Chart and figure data
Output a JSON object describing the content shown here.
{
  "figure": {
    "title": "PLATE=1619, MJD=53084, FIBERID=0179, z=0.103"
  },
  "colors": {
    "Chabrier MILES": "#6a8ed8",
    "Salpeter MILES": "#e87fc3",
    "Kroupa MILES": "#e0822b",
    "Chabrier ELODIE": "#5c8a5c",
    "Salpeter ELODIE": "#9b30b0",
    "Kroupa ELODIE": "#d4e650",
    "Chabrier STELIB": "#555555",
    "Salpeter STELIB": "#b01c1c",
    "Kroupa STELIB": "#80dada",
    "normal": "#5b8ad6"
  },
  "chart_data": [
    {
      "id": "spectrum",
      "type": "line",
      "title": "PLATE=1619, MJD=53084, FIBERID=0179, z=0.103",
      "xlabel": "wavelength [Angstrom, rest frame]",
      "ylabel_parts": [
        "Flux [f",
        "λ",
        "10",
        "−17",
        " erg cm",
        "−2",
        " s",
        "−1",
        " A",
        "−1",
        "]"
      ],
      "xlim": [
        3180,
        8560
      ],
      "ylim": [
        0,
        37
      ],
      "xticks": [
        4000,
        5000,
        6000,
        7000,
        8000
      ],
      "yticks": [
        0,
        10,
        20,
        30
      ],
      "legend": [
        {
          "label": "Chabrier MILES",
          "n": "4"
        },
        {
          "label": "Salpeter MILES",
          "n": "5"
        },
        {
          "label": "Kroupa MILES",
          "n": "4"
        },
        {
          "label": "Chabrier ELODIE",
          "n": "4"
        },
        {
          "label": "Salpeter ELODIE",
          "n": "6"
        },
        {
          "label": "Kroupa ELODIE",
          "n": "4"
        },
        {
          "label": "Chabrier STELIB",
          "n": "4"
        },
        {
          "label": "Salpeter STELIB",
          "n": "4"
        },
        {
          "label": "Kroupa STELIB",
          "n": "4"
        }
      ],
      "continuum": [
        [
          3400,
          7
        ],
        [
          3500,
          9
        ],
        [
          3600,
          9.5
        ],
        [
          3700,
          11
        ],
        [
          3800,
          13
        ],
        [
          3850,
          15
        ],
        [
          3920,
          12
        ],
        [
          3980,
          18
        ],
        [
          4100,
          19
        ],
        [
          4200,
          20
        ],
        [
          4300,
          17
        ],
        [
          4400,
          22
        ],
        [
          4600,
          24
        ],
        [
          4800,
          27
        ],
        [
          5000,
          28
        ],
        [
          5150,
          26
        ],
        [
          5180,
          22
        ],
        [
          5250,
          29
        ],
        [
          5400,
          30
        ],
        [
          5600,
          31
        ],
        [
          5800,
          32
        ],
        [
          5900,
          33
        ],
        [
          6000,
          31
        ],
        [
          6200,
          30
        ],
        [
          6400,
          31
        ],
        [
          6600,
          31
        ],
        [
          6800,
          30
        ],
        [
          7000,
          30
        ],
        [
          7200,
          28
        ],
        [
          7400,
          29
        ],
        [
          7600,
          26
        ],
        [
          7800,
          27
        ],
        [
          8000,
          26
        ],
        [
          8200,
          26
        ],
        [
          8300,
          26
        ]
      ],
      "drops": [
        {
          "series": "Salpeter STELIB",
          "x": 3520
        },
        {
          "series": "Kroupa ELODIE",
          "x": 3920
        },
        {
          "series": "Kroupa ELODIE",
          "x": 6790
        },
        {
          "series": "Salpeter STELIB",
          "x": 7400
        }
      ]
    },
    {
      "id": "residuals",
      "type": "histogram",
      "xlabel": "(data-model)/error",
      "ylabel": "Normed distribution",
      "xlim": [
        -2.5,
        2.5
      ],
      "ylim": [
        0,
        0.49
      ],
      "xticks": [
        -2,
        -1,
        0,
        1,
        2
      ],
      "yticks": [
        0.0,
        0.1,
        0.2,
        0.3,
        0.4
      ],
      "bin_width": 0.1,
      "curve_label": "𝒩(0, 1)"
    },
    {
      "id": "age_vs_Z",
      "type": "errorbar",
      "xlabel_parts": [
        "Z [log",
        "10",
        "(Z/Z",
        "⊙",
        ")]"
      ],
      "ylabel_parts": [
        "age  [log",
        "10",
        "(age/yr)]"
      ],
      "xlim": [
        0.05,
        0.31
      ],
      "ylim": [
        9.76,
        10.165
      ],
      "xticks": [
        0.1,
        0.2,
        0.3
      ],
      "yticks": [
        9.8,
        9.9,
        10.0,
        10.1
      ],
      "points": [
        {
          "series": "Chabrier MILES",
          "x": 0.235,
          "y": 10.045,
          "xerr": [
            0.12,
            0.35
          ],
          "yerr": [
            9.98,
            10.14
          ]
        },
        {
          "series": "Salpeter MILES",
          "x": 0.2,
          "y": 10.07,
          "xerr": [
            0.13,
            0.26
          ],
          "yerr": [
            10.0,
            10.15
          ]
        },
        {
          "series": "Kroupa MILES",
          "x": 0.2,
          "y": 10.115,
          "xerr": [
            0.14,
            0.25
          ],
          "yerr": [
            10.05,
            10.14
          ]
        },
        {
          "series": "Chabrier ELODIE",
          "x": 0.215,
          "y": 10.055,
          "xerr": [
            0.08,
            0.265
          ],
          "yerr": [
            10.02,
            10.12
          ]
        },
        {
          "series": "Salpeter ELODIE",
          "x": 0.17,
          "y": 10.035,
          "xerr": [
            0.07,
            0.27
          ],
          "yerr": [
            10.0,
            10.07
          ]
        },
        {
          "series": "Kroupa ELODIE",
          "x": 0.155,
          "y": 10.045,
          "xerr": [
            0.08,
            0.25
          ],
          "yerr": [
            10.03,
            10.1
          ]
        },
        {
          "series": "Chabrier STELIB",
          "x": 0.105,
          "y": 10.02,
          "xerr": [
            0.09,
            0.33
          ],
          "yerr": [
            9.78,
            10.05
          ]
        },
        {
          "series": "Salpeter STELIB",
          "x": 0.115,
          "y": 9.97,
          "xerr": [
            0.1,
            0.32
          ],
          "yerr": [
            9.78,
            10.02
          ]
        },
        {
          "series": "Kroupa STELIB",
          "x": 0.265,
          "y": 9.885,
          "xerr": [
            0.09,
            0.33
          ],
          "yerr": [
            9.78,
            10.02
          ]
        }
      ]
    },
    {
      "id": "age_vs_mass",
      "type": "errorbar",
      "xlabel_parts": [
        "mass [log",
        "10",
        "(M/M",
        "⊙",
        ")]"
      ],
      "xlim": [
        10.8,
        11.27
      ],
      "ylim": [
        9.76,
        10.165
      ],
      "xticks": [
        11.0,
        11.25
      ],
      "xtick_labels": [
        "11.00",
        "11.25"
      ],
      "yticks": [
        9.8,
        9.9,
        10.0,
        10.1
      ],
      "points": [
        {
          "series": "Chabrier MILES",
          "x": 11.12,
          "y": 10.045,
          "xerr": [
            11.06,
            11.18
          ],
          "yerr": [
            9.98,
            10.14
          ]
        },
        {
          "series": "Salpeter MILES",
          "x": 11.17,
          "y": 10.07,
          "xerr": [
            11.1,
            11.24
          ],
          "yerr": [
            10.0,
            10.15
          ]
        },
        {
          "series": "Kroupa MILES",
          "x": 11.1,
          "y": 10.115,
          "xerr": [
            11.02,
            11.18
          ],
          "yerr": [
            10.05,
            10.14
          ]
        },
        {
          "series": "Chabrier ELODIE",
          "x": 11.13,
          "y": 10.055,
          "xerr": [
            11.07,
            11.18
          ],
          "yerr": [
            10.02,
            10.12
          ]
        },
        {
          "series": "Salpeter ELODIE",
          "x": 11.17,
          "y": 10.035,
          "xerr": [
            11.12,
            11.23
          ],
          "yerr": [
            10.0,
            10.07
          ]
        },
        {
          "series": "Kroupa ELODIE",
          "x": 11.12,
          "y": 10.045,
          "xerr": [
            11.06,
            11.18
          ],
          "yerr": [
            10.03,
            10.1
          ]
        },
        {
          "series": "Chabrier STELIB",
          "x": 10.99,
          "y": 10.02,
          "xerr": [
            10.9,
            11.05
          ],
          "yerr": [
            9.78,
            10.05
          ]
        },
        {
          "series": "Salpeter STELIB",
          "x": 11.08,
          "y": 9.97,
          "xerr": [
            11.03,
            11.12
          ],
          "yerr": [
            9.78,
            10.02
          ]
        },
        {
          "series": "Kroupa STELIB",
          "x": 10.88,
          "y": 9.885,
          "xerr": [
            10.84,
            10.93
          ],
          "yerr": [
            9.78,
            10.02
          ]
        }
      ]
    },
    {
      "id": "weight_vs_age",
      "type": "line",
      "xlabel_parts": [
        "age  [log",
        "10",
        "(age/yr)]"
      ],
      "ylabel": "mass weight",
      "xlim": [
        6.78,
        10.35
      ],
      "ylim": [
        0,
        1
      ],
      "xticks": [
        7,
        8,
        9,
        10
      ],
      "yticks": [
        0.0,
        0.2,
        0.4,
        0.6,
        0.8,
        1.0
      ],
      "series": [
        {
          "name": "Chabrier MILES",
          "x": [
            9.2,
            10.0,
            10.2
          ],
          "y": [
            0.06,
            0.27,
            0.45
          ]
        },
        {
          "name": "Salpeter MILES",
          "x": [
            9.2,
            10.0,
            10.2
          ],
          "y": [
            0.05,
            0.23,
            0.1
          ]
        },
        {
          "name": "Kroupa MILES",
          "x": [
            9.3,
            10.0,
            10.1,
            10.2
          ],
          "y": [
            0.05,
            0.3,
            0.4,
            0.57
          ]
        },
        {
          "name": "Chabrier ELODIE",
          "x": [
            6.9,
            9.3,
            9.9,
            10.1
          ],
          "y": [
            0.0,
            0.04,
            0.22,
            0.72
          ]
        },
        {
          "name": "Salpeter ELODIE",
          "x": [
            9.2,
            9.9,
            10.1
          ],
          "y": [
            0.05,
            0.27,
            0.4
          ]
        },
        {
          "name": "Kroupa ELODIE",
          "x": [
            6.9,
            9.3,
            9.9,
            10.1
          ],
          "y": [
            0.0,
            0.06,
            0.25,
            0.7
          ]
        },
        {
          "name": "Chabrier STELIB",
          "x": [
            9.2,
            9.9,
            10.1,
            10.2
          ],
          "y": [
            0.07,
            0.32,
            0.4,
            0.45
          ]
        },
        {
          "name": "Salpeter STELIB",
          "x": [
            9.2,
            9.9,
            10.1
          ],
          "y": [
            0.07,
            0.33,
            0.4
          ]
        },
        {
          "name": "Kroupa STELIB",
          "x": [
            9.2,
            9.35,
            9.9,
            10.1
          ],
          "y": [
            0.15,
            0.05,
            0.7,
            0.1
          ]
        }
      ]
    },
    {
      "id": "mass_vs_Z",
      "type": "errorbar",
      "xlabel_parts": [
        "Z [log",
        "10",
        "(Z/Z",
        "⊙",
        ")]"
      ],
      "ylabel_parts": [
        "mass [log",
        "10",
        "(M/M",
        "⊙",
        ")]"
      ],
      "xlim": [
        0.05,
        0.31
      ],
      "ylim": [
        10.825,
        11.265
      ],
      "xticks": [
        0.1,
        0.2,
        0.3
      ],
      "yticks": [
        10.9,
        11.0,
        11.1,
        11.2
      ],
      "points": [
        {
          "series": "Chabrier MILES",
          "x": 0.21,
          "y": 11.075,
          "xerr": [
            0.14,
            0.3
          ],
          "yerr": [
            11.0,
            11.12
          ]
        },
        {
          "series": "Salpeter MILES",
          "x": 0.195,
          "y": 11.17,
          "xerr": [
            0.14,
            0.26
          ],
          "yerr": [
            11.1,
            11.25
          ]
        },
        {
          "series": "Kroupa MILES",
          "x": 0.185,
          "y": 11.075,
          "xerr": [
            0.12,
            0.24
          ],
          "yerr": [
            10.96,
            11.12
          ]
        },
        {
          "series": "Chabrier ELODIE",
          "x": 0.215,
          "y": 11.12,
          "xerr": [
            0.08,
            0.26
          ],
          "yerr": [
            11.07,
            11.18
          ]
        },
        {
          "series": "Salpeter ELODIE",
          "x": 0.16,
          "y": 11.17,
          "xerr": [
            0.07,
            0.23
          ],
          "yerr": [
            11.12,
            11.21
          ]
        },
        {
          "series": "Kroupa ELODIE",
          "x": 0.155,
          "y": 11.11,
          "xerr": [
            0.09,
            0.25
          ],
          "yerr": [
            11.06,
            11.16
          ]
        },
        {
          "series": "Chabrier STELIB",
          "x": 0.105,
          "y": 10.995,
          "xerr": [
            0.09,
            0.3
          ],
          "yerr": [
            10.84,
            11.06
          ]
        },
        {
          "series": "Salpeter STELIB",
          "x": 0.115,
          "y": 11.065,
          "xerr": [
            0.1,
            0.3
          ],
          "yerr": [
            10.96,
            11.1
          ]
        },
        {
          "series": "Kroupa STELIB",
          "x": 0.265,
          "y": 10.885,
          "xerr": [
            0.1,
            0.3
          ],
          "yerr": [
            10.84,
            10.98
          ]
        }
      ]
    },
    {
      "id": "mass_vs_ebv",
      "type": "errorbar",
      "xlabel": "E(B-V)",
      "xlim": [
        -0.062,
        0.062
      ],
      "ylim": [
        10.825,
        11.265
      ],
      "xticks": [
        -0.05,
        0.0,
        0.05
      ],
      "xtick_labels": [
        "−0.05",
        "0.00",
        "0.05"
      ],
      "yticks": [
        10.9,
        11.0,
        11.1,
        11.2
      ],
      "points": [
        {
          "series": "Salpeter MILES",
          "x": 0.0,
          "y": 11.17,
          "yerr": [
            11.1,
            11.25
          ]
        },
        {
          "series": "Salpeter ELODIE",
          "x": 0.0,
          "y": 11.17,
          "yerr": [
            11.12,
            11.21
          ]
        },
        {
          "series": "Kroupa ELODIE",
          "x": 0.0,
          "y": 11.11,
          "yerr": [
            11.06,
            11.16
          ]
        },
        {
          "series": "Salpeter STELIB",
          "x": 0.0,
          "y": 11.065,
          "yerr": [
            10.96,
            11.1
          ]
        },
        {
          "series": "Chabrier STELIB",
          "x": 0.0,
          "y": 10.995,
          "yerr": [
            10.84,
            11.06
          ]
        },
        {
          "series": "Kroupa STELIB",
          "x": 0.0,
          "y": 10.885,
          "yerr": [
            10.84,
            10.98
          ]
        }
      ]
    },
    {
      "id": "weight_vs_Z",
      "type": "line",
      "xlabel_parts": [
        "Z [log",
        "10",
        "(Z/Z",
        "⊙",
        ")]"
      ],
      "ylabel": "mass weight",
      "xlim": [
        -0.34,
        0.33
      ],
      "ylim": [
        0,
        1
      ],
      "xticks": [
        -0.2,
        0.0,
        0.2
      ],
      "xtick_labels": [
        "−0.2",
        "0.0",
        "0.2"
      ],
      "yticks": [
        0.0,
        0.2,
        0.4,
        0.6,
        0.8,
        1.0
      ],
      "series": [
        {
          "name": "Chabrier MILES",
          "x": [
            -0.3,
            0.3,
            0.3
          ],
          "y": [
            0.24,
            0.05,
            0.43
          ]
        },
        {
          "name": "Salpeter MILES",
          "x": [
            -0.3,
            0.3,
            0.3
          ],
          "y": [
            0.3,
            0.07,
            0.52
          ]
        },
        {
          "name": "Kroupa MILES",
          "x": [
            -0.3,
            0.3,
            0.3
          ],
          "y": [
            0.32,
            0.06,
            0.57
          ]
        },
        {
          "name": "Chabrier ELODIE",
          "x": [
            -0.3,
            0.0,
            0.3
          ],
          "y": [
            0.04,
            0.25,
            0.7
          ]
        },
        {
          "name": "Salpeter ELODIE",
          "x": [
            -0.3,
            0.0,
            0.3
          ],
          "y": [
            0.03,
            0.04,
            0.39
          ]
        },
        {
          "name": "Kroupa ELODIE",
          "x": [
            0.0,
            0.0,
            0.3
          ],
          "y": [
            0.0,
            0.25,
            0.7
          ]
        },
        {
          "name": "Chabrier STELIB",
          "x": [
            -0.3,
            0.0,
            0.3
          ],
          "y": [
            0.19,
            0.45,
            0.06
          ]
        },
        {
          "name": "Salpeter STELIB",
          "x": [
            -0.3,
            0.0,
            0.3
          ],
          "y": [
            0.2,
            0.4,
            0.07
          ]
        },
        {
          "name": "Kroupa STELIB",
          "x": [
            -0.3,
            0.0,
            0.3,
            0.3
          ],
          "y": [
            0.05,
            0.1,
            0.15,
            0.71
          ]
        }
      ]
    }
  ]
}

What to do: Find each line holding the string "FIBERID" and copy it out.

Exercise response:
    "title": "PLATE=1619, MJD=53084, FIBERID=0179, z=0.103"
      "title": "PLATE=1619, MJD=53084, FIBERID=0179, z=0.103",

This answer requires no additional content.